— Begin —

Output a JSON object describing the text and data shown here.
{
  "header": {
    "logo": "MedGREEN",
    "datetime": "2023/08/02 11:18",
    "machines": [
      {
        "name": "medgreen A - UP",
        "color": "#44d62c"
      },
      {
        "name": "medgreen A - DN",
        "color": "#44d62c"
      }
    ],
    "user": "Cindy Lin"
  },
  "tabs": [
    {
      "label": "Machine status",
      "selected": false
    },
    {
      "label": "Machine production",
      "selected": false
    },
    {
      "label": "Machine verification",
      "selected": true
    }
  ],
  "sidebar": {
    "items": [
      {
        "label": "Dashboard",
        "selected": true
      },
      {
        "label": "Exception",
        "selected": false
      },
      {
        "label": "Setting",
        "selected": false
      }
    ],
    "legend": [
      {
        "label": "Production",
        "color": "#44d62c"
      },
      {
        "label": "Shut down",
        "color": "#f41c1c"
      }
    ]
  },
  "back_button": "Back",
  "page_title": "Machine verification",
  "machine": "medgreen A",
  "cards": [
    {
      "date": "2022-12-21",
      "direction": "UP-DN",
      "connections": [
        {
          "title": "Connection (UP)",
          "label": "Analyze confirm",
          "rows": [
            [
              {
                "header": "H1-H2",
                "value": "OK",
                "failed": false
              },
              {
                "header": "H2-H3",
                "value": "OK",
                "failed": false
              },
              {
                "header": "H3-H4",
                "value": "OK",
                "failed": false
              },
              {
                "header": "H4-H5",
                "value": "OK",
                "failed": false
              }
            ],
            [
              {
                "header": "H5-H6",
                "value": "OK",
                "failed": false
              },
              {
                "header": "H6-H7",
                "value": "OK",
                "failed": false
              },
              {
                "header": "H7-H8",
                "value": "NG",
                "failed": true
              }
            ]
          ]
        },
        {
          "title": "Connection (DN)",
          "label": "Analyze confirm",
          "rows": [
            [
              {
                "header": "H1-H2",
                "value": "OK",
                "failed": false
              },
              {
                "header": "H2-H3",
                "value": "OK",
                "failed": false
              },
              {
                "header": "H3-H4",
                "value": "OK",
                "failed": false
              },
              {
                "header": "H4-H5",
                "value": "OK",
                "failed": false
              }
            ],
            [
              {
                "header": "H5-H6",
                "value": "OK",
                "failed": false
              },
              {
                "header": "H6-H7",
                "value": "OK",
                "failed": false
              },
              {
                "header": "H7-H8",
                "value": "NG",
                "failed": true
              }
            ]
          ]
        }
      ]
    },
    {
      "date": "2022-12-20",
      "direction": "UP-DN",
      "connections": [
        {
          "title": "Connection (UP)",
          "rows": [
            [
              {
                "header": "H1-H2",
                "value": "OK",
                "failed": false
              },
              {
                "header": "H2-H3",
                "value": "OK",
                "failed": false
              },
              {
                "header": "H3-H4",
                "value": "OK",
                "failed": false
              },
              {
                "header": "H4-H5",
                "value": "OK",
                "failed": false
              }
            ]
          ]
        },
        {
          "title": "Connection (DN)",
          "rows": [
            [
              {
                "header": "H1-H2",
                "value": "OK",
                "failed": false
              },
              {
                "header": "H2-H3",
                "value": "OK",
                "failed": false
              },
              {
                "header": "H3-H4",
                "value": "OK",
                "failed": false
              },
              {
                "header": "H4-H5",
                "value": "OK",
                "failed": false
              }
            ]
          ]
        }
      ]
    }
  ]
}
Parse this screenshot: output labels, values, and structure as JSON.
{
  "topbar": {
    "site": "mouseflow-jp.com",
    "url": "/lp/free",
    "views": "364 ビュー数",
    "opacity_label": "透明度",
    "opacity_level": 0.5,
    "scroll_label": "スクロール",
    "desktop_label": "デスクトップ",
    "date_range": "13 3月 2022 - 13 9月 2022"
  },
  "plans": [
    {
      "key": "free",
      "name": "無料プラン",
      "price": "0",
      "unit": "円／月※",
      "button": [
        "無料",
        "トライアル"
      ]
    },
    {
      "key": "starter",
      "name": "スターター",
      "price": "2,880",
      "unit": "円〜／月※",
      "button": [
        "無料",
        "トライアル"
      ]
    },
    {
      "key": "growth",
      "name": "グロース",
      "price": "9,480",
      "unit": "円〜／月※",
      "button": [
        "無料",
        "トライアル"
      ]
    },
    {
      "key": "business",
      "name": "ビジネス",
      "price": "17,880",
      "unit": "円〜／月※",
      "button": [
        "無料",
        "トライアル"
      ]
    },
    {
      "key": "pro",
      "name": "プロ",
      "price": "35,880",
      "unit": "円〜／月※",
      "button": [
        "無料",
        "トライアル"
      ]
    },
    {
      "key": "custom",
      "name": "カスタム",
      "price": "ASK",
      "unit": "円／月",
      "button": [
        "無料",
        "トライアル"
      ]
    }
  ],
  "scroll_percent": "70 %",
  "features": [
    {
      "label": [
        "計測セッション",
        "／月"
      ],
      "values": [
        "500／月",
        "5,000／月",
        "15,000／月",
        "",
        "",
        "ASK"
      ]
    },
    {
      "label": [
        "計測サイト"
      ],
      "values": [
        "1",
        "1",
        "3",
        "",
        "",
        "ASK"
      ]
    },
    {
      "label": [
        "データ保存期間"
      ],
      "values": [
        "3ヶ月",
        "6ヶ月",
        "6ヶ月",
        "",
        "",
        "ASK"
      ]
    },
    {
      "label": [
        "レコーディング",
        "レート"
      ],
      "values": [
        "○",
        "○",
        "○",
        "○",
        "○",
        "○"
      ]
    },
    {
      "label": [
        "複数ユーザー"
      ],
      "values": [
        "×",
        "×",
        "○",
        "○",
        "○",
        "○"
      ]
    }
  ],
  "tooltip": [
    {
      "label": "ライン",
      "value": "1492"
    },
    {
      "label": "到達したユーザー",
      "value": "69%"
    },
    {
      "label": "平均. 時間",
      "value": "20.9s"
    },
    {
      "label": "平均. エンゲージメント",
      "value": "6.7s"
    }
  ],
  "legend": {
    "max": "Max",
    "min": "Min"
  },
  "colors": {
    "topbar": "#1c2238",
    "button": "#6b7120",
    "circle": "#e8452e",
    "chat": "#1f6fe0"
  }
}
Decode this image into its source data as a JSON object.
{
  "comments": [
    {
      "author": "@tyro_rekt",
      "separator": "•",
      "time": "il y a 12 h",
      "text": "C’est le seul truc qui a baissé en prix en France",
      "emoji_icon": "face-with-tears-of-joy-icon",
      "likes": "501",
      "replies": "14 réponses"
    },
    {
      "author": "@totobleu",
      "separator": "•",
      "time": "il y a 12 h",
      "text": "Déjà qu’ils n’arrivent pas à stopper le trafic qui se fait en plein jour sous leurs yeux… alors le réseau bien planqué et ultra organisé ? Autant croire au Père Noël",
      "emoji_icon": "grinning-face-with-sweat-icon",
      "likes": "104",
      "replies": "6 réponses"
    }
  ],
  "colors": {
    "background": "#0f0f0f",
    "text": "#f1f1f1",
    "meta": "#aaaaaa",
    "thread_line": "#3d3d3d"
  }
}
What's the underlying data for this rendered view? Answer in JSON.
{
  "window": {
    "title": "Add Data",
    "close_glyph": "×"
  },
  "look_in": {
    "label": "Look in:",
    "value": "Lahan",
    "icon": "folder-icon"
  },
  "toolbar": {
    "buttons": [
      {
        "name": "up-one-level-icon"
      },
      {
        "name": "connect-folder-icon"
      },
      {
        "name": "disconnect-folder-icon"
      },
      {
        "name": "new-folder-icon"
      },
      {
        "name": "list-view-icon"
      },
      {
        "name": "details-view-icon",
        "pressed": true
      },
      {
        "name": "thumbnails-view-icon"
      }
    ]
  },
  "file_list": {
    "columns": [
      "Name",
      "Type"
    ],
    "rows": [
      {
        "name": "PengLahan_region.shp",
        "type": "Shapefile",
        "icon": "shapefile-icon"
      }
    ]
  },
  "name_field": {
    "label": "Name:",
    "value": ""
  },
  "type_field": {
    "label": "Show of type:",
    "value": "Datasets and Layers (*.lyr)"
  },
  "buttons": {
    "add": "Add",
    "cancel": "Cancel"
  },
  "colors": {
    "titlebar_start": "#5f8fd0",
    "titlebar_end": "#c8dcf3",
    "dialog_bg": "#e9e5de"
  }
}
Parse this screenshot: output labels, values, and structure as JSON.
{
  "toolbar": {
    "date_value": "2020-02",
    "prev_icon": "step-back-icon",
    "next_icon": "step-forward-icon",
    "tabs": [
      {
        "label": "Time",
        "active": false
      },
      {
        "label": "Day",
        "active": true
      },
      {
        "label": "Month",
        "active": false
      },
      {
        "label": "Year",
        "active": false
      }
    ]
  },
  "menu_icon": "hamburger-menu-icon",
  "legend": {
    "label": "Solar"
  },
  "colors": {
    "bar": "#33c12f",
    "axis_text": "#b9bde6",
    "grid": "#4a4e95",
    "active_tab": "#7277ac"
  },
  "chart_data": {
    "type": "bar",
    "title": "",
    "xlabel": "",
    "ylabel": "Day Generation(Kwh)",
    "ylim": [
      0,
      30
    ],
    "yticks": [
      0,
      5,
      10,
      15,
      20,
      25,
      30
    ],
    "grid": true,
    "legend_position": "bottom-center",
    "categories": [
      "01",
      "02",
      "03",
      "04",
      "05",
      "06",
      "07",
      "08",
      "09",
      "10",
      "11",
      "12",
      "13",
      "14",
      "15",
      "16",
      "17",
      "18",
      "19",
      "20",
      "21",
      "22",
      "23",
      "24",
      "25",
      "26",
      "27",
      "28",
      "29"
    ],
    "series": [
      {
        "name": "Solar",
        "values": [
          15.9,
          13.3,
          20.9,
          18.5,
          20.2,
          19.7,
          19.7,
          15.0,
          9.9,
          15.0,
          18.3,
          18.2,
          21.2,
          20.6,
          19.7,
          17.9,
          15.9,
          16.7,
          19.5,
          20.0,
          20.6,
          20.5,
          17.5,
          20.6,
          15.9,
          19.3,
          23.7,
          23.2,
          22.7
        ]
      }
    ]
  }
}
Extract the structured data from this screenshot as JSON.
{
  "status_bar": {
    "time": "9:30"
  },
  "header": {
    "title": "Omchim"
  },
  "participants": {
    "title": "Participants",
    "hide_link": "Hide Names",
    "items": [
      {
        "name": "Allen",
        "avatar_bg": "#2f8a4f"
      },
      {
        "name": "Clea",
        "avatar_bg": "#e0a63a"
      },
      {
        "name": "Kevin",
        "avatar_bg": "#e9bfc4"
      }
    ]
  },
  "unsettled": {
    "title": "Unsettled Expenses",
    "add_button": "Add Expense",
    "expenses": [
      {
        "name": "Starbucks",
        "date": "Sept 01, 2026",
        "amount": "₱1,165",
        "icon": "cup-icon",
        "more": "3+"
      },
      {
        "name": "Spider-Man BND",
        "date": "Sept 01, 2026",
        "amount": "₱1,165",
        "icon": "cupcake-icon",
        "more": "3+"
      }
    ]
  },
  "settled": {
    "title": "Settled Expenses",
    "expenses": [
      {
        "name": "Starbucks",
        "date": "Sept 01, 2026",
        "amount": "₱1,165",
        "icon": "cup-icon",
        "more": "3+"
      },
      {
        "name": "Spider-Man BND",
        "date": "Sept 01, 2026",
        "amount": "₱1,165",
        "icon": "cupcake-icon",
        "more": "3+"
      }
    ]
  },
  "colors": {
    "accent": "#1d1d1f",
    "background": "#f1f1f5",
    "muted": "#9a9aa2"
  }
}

— End —

* Direction
Copy each line of the records that contains the word "verification".

* Solution for this exercise
      "label": "Machine verification",
  "page_title": "Machine verification",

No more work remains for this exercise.